**WHAT YOU NEED TO DO:**
A set of records appears below. Print them all, word for word.

**SUPPLIED MATERIAL:**
■ ■ ■

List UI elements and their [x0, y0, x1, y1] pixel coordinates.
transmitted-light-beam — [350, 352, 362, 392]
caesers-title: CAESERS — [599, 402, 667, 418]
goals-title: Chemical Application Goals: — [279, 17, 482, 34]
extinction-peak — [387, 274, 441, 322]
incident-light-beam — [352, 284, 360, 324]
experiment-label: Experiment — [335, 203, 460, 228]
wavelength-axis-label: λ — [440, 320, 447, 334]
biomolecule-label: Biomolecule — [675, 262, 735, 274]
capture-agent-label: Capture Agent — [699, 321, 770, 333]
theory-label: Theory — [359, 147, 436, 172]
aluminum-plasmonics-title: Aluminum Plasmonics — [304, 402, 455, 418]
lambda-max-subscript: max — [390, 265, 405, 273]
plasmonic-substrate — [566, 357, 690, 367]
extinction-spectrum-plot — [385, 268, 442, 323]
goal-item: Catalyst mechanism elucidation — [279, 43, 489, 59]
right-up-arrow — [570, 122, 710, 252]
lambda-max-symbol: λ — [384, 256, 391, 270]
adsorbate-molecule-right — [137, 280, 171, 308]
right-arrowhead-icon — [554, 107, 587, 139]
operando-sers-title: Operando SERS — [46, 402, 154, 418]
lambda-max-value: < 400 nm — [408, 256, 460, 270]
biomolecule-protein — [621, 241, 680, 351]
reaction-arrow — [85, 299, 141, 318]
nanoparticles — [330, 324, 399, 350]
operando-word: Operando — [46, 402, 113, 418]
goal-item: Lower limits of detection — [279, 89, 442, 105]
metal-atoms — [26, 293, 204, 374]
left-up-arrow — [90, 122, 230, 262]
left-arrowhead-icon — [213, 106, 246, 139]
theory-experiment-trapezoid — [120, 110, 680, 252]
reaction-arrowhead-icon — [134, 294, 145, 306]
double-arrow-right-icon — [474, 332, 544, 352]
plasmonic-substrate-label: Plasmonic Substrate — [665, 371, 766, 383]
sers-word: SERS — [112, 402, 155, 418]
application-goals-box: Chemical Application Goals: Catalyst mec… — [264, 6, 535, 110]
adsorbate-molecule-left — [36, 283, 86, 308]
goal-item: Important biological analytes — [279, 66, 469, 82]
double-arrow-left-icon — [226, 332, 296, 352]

■ ■ ■

**EXPECTED ANSWER:**
List UI elements and their [x0, y0, x1, y1] pixel coordinates.
transmitted-light-beam — [350, 352, 362, 392]
caesers-title: CAESERS — [599, 402, 667, 418]
goals-title: Chemical Application Goals: — [279, 17, 482, 34]
extinction-peak — [387, 274, 441, 322]
incident-light-beam — [352, 284, 360, 324]
experiment-label: Experiment — [335, 203, 460, 228]
wavelength-axis-label: λ — [440, 320, 447, 334]
biomolecule-label: Biomolecule — [675, 262, 735, 274]
capture-agent-label: Capture Agent — [699, 321, 770, 333]
theory-label: Theory — [359, 147, 436, 172]
aluminum-plasmonics-title: Aluminum Plasmonics — [304, 402, 455, 418]
lambda-max-subscript: max — [390, 265, 405, 273]
plasmonic-substrate — [566, 357, 690, 367]
extinction-spectrum-plot — [385, 268, 442, 323]
goal-item: Catalyst mechanism elucidation — [279, 43, 489, 59]
right-up-arrow — [570, 122, 710, 252]
lambda-max-symbol: λ — [384, 256, 391, 270]
adsorbate-molecule-right — [137, 280, 171, 308]
right-arrowhead-icon — [554, 107, 587, 139]
operando-sers-title: Operando SERS — [46, 402, 154, 418]
lambda-max-value: < 400 nm — [408, 256, 460, 270]
biomolecule-protein — [621, 241, 680, 351]
reaction-arrow — [85, 299, 141, 318]
nanoparticles — [330, 324, 399, 350]
operando-word: Operando — [46, 402, 113, 418]
goal-item: Lower limits of detection — [279, 89, 442, 105]
metal-atoms — [26, 293, 204, 374]
left-up-arrow — [90, 122, 230, 262]
left-arrowhead-icon — [213, 106, 246, 139]
theory-experiment-trapezoid — [120, 110, 680, 252]
reaction-arrowhead-icon — [134, 294, 145, 306]
double-arrow-right-icon — [474, 332, 544, 352]
plasmonic-substrate-label: Plasmonic Substrate — [665, 371, 766, 383]
sers-word: SERS — [112, 402, 155, 418]
application-goals-box: Chemical Application Goals: Catalyst mec… — [264, 6, 535, 110]
adsorbate-molecule-left — [36, 283, 86, 308]
goal-item: Important biological analytes — [279, 66, 469, 82]
double-arrow-left-icon — [226, 332, 296, 352]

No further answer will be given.